> EXERCISE PROMPT
Will you write out the data exactly, excluding every picture?

-- Begin SUPPLIED RECORDS --

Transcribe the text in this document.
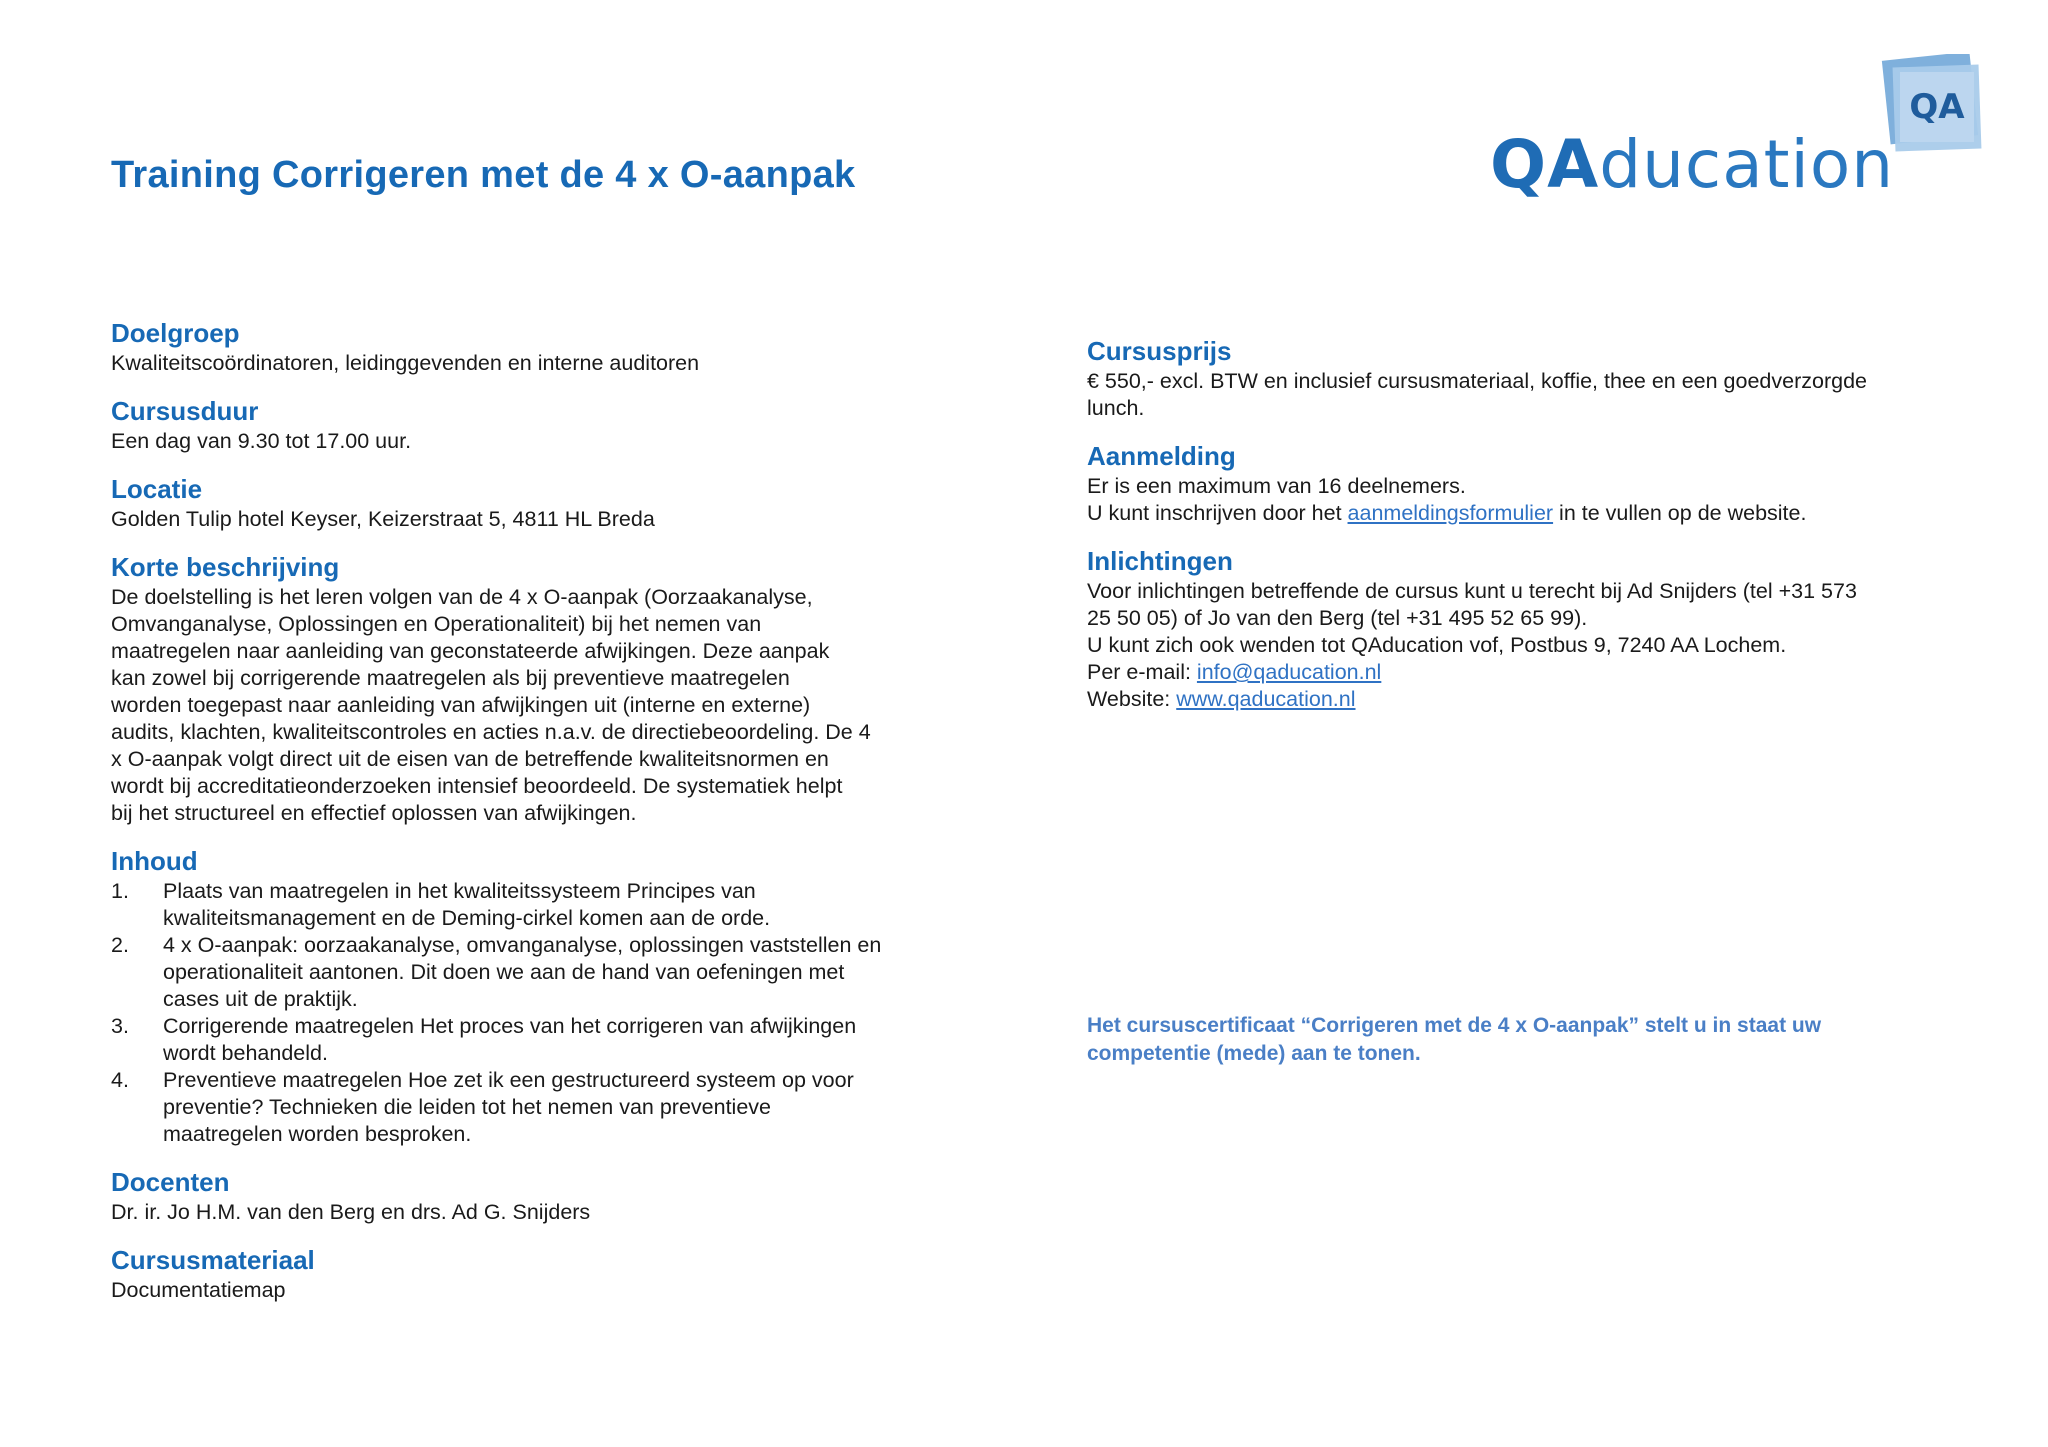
Training Corrigeren met de 4 x O-aanpak
QA
QAducation
Doelgroep

Kwaliteitscoördinatoren, leidinggevenden en interne auditoren

Cursusduur

Een dag van 9.30 tot 17.00 uur.

Locatie

Golden Tulip hotel Keyser, Keizerstraat 5, 4811 HL Breda

Korte beschrijving

De doelstelling is het leren volgen van de 4 x O-aanpak (Oorzaakanalyse,

Omvanganalyse, Oplossingen en Operationaliteit) bij het nemen van

maatregelen naar aanleiding van geconstateerde afwijkingen. Deze aanpak

kan zowel bij corrigerende maatregelen als bij preventieve maatregelen

worden toegepast naar aanleiding van afwijkingen uit (interne en externe)

audits, klachten, kwaliteitscontroles en acties n.a.v. de directiebeoordeling. De 4

x O-aanpak volgt direct uit de eisen van de betreffende kwaliteitsnormen en

wordt bij accreditatieonderzoeken intensief beoordeeld. De systematiek helpt

bij het structureel en effectief oplossen van afwijkingen.

Inhoud
1.	Plaats van maatregelen in het kwaliteitssysteem Principes van
kwaliteitsmanagement en de Deming-cirkel komen aan de orde.
2.	4 x O-aanpak: oorzaakanalyse, omvanganalyse, oplossingen vaststellen en
operationaliteit aantonen. Dit doen we aan de hand van oefeningen met
cases uit de praktijk.
3.	Corrigerende maatregelen Het proces van het corrigeren van afwijkingen
wordt behandeld.
4.	Preventieve maatregelen Hoe zet ik een gestructureerd systeem op voor
preventie? Technieken die leiden tot het nemen van preventieve
maatregelen worden besproken.
Docenten

Dr. ir. Jo H.M. van den Berg en drs. Ad G. Snijders

Cursusmateriaal

Documentatiemap

Cursusprijs

€ 550,- excl. BTW en inclusief cursusmateriaal, koffie, thee en een goedverzorgde

lunch.

Aanmelding

Er is een maximum van 16 deelnemers.

U kunt inschrijven door het aanmeldingsformulier in te vullen op de website.

Inlichtingen

Voor inlichtingen betreffende de cursus kunt u terecht bij Ad Snijders (tel +31 573

25 50 05) of Jo van den Berg (tel +31 495 52 65 99).

U kunt zich ook wenden tot QAducation vof, Postbus 9, 7240 AA Lochem.

Per e-mail: info@qaducation.nl

Website: www.qaducation.nl

Het cursuscertificaat “Corrigeren met de 4 x O-aanpak” stelt u in staat uw
competentie (mede) aan te tonen.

-- End SUPPLIED RECORDS --

> TASK RESULT
Transcribe the text in this document.
Training Corrigeren met de 4 x O-aanpak
QA
QAducation
Doelgroep

Kwaliteitscoördinatoren, leidinggevenden en interne auditoren

Cursusduur

Een dag van 9.30 tot 17.00 uur.

Locatie

Golden Tulip hotel Keyser, Keizerstraat 5, 4811 HL Breda

Korte beschrijving

De doelstelling is het leren volgen van de 4 x O-aanpak (Oorzaakanalyse,

Omvanganalyse, Oplossingen en Operationaliteit) bij het nemen van

maatregelen naar aanleiding van geconstateerde afwijkingen. Deze aanpak

kan zowel bij corrigerende maatregelen als bij preventieve maatregelen

worden toegepast naar aanleiding van afwijkingen uit (interne en externe)

audits, klachten, kwaliteitscontroles en acties n.a.v. de directiebeoordeling. De 4

x O-aanpak volgt direct uit de eisen van de betreffende kwaliteitsnormen en

wordt bij accreditatieonderzoeken intensief beoordeeld. De systematiek helpt

bij het structureel en effectief oplossen van afwijkingen.

Inhoud
1.	Plaats van maatregelen in het kwaliteitssysteem Principes van
kwaliteitsmanagement en de Deming-cirkel komen aan de orde.
2.	4 x O-aanpak: oorzaakanalyse, omvanganalyse, oplossingen vaststellen en
operationaliteit aantonen. Dit doen we aan de hand van oefeningen met
cases uit de praktijk.
3.	Corrigerende maatregelen Het proces van het corrigeren van afwijkingen
wordt behandeld.
4.	Preventieve maatregelen Hoe zet ik een gestructureerd systeem op voor
preventie? Technieken die leiden tot het nemen van preventieve
maatregelen worden besproken.
Docenten

Dr. ir. Jo H.M. van den Berg en drs. Ad G. Snijders

Cursusmateriaal

Documentatiemap

Cursusprijs

€ 550,- excl. BTW en inclusief cursusmateriaal, koffie, thee en een goedverzorgde

lunch.

Aanmelding

Er is een maximum van 16 deelnemers.

U kunt inschrijven door het aanmeldingsformulier in te vullen op de website.

Inlichtingen

Voor inlichtingen betreffende de cursus kunt u terecht bij Ad Snijders (tel +31 573

25 50 05) of Jo van den Berg (tel +31 495 52 65 99).

U kunt zich ook wenden tot QAducation vof, Postbus 9, 7240 AA Lochem.

Per e-mail: info@qaducation.nl

Website: www.qaducation.nl

Het cursuscertificaat “Corrigeren met de 4 x O-aanpak” stelt u in staat uw
competentie (mede) aan te tonen.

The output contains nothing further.